> [Goal of the exercise]:
Search the data for the word "JSON" and copy every line that contains it.

> [Source material]:
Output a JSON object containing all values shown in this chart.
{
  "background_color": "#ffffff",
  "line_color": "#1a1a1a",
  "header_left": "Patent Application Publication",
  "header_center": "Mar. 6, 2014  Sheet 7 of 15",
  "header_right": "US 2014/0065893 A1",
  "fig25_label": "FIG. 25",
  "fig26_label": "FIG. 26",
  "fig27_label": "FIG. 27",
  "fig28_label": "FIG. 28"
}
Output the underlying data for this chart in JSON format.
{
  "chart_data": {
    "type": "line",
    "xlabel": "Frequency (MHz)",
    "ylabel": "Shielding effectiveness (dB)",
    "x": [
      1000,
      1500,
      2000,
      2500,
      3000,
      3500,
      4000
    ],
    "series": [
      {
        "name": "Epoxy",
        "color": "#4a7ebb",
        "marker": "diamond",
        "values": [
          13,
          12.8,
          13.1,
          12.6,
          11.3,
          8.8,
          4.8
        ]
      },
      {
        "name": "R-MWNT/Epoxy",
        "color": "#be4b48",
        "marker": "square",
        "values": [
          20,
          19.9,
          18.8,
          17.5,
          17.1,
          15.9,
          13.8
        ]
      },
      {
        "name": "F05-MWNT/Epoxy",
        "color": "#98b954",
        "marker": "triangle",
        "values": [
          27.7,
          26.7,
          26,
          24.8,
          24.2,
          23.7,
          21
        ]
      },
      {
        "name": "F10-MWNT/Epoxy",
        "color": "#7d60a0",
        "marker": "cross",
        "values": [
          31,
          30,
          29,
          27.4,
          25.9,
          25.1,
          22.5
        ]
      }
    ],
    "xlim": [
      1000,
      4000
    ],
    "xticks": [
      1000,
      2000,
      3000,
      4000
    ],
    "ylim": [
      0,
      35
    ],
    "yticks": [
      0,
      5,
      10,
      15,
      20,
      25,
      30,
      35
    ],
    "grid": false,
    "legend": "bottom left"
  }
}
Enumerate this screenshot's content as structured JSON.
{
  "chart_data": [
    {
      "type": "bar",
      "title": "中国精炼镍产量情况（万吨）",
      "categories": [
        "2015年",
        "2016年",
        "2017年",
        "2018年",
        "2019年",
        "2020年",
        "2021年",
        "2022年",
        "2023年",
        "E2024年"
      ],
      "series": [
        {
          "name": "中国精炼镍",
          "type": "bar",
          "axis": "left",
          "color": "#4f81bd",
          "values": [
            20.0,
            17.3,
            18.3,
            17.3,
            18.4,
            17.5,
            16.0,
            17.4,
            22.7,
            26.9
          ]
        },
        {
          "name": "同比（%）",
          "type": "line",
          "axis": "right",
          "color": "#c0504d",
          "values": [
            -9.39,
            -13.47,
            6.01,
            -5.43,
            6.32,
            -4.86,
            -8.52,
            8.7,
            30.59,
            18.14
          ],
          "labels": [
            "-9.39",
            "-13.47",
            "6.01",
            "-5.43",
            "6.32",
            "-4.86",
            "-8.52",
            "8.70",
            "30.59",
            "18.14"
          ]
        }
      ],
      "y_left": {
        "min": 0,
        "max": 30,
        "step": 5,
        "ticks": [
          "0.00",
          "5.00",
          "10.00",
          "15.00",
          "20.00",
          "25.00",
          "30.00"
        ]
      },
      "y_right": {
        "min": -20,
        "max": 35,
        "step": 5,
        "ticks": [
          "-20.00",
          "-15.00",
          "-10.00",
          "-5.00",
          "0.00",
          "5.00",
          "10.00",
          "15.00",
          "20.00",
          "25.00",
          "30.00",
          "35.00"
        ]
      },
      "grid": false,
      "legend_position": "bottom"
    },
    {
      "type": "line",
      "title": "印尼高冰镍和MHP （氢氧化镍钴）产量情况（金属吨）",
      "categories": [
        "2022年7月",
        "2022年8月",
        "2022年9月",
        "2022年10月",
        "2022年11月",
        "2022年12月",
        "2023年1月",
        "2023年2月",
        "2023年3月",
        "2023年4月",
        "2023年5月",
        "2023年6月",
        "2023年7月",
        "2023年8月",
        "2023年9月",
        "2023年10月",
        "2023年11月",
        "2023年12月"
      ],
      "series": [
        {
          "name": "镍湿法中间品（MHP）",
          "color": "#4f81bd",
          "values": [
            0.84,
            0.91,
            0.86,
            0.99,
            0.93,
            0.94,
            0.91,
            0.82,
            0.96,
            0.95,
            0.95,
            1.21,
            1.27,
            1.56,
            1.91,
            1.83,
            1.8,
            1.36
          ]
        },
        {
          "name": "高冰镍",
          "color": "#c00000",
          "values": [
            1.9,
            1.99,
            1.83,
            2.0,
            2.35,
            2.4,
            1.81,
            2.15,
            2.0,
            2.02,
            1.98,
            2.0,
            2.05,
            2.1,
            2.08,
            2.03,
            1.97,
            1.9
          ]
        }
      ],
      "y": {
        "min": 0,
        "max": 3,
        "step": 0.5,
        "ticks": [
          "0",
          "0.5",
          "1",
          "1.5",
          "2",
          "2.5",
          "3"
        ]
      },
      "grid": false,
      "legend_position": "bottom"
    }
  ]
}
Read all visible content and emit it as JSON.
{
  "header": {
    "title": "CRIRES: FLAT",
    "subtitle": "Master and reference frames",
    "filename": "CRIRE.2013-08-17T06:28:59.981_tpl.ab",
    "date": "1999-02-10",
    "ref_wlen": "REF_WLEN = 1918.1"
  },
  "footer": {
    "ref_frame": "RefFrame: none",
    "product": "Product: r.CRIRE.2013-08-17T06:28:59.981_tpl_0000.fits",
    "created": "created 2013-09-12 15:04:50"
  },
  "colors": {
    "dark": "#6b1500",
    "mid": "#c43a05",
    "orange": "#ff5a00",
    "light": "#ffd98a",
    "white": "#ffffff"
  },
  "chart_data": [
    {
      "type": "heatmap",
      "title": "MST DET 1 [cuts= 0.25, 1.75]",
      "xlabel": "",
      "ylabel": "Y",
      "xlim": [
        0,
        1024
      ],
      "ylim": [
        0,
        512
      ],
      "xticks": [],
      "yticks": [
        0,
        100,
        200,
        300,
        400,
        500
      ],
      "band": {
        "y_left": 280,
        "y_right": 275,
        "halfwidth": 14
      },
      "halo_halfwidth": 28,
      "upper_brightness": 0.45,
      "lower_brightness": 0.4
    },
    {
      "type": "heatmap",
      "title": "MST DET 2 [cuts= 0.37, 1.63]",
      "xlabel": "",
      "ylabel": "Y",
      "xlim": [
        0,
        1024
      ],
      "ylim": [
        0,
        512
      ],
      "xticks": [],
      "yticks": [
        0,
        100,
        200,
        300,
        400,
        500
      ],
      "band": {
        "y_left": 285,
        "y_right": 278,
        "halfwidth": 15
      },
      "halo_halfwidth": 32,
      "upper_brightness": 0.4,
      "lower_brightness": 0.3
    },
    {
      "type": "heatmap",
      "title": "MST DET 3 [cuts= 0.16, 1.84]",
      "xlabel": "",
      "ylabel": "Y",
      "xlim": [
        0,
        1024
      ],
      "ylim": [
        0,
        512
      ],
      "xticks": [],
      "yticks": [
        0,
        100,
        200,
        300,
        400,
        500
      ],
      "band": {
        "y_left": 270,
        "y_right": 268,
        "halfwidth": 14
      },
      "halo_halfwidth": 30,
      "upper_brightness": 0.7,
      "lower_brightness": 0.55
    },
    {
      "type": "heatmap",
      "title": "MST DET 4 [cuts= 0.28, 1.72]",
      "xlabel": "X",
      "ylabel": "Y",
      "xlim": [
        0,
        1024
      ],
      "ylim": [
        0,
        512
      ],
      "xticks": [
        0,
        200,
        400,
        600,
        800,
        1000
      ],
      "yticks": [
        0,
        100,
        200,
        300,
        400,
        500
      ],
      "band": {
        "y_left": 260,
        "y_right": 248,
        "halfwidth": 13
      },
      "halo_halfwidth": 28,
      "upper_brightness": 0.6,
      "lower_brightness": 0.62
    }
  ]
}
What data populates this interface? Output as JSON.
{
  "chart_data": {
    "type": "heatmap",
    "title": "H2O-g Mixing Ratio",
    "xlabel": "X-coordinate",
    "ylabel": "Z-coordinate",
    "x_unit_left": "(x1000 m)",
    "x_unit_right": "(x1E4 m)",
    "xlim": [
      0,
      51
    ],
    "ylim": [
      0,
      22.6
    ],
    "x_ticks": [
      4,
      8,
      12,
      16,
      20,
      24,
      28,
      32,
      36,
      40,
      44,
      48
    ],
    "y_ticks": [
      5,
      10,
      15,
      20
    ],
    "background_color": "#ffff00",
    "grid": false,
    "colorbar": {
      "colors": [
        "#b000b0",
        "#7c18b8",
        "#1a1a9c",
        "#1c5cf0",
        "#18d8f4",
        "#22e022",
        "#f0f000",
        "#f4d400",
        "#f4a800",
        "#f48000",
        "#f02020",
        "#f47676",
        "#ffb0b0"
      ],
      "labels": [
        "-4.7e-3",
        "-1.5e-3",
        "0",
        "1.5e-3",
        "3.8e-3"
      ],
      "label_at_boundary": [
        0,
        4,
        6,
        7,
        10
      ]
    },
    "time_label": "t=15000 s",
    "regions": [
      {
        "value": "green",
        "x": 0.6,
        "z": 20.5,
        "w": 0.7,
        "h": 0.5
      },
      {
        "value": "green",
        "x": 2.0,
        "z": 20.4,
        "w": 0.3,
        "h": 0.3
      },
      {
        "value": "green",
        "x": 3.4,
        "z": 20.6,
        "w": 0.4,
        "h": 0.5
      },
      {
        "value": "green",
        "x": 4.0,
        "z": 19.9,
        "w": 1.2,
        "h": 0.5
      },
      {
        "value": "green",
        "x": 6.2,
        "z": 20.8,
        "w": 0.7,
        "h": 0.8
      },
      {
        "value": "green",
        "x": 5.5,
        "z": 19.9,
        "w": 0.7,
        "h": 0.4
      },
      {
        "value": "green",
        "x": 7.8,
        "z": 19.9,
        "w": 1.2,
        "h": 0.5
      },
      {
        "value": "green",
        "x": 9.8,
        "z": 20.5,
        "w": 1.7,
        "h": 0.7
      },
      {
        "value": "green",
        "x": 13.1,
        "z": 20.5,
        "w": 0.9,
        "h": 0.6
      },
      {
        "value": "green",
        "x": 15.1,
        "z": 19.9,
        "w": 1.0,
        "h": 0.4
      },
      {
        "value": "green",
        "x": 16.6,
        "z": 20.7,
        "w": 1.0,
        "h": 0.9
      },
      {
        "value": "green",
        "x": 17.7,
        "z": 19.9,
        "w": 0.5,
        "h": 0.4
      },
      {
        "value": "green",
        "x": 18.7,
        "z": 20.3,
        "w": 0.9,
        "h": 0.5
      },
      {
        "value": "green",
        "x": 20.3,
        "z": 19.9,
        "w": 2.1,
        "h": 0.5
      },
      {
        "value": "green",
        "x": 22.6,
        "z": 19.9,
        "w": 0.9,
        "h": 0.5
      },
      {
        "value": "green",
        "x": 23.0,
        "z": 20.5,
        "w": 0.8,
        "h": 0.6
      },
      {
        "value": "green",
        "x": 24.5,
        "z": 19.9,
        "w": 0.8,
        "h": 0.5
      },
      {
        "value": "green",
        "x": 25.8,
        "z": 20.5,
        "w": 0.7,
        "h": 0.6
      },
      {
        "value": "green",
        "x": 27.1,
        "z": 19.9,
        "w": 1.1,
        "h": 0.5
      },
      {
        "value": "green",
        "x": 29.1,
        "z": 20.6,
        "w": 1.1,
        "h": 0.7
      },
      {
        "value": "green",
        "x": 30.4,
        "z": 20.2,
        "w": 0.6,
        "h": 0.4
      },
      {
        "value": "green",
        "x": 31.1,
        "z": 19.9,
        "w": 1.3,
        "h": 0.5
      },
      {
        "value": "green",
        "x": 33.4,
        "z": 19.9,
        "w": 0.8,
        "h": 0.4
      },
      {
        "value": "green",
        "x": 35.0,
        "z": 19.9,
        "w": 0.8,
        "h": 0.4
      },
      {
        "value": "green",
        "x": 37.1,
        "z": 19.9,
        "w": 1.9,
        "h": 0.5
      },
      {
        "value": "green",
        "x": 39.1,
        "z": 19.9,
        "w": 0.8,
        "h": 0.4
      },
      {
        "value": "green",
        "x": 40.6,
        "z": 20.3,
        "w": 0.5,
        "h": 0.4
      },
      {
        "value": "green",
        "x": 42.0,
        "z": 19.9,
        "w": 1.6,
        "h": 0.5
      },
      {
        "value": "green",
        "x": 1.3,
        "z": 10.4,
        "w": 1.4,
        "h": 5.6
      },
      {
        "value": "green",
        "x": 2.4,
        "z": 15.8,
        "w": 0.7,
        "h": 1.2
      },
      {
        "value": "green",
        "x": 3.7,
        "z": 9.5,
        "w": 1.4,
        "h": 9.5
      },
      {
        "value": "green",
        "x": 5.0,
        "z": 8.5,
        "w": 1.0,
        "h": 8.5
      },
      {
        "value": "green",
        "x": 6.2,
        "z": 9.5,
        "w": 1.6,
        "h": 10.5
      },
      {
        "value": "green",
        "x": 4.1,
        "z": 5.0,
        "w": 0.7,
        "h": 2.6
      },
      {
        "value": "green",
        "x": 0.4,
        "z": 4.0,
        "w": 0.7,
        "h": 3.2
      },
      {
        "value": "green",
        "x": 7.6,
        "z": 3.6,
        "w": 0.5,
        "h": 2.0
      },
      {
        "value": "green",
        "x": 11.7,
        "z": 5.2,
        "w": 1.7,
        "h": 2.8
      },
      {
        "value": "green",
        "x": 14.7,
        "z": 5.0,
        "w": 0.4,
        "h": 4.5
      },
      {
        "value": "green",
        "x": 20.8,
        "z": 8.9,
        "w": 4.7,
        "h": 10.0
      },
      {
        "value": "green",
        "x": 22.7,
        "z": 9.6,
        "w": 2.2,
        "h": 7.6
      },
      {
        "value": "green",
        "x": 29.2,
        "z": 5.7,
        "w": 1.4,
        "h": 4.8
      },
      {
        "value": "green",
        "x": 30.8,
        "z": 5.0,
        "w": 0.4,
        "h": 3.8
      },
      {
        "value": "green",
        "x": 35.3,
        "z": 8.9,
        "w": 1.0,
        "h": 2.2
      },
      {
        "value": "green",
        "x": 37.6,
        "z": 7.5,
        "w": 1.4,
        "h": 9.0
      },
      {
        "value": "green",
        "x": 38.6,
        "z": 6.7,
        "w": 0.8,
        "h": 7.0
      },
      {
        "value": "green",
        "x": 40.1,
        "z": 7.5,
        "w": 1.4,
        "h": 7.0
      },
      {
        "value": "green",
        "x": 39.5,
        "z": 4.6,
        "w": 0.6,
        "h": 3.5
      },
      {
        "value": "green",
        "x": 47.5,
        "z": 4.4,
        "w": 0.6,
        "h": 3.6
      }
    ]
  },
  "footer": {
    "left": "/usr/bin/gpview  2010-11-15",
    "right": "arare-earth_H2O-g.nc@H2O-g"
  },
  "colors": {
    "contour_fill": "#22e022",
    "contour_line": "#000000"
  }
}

> [Task result]:
Output a JSON object containing all values shown in this chart.
Output the underlying data for this chart in JSON format.
Enumerate this screenshot's content as structured JSON.
Read all visible content and emit it as JSON.
What data populates this interface? Output as JSON.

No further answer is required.